═════ Records provided

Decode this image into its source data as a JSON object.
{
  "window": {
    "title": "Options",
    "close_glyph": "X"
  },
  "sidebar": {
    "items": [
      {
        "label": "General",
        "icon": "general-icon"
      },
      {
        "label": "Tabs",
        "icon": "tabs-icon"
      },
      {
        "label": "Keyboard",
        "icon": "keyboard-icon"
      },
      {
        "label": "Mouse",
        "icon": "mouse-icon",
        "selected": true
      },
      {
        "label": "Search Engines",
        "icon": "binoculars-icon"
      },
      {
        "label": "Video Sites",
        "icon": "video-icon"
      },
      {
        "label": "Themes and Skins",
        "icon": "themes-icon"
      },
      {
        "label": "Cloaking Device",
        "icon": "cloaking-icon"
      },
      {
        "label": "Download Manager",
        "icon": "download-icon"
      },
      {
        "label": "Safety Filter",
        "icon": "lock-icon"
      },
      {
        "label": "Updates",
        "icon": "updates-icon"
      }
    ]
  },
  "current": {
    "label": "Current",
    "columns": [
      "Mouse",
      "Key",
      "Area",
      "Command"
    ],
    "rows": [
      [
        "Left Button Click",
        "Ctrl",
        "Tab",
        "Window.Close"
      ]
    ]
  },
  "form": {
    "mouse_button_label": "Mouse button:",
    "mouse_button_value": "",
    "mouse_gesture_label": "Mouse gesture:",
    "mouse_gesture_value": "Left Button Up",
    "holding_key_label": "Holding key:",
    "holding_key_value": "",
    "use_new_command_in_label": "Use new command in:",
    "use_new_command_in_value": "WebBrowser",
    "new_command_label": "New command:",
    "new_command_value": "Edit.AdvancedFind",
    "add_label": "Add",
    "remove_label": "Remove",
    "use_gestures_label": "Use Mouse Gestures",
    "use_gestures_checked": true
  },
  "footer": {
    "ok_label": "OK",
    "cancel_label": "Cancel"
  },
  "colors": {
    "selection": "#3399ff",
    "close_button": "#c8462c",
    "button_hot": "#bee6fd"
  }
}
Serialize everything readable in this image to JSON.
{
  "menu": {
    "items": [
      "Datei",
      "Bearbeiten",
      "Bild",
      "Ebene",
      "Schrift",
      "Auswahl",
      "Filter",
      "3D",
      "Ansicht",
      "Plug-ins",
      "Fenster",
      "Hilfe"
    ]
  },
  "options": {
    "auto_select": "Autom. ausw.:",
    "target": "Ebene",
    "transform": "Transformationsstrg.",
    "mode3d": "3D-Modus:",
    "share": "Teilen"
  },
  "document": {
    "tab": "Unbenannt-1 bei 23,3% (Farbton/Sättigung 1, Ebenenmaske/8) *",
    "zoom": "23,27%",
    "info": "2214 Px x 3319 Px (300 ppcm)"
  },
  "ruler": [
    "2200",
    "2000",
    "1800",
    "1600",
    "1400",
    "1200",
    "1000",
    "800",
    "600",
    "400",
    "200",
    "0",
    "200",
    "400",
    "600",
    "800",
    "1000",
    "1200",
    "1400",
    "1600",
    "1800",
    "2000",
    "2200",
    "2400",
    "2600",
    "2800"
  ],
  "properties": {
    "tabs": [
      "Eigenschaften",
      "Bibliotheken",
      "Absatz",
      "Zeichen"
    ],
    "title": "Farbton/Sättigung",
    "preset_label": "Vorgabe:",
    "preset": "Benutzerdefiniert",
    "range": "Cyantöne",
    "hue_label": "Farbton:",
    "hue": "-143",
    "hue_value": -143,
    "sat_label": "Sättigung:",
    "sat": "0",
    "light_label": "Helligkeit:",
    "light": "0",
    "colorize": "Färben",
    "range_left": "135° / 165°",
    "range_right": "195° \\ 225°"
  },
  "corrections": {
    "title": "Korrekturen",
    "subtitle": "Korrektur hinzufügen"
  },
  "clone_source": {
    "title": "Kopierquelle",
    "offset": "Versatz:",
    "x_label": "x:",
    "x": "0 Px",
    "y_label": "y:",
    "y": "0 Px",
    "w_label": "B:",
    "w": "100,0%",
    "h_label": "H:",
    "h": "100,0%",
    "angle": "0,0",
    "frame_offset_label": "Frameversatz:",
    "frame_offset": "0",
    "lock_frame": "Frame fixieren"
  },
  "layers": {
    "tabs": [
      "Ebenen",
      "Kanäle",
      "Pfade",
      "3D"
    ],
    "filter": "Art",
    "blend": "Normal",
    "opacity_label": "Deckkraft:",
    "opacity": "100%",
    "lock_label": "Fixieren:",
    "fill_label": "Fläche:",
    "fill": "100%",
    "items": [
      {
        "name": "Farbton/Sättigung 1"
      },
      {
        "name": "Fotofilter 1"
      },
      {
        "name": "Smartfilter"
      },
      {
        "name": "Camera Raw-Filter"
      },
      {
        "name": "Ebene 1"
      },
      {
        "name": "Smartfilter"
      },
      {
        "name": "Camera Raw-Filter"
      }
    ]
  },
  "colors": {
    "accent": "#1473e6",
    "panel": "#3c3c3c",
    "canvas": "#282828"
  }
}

══════════

Short exercise: Using the listing above, return all lines where the word "this" occurs.

Final result:
Decode this image into its source data as a JSON object.
Serialize everything readable in this image to JSON.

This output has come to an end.